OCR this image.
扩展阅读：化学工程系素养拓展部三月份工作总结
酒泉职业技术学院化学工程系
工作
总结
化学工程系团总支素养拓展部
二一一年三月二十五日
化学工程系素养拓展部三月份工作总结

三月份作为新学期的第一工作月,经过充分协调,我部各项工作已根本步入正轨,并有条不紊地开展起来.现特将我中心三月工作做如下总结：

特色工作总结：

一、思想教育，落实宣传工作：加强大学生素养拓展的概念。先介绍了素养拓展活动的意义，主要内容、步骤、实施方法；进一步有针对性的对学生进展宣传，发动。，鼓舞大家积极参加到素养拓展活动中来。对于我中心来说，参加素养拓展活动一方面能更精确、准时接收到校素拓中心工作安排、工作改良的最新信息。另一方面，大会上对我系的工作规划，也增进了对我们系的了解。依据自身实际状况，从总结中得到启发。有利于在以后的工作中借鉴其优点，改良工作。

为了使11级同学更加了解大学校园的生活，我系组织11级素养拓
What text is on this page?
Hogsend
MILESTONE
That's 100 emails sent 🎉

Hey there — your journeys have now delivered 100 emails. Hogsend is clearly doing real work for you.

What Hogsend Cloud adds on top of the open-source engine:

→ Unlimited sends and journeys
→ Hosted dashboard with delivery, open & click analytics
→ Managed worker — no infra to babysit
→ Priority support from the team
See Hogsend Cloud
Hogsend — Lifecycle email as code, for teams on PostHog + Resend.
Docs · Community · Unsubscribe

* * * *

THE TASK:
Write out, word for word, every line from the one containing "What text is on this page?" through the last line of the records above.

RESULT FOR THIS TASK:
What text is on this page?
Hogsend
MILESTONE
That's 100 emails sent 🎉

Hey there — your journeys have now delivered 100 emails. Hogsend is clearly doing real work for you.

What Hogsend Cloud adds on top of the open-source engine:

→ Unlimited sends and journeys
→ Hosted dashboard with delivery, open & click analytics
→ Managed worker — no infra to babysit
→ Priority support from the team
See Hogsend Cloud
Hogsend — Lifecycle email as code, for teams on PostHog + Resend.
Docs · Community · Unsubscribe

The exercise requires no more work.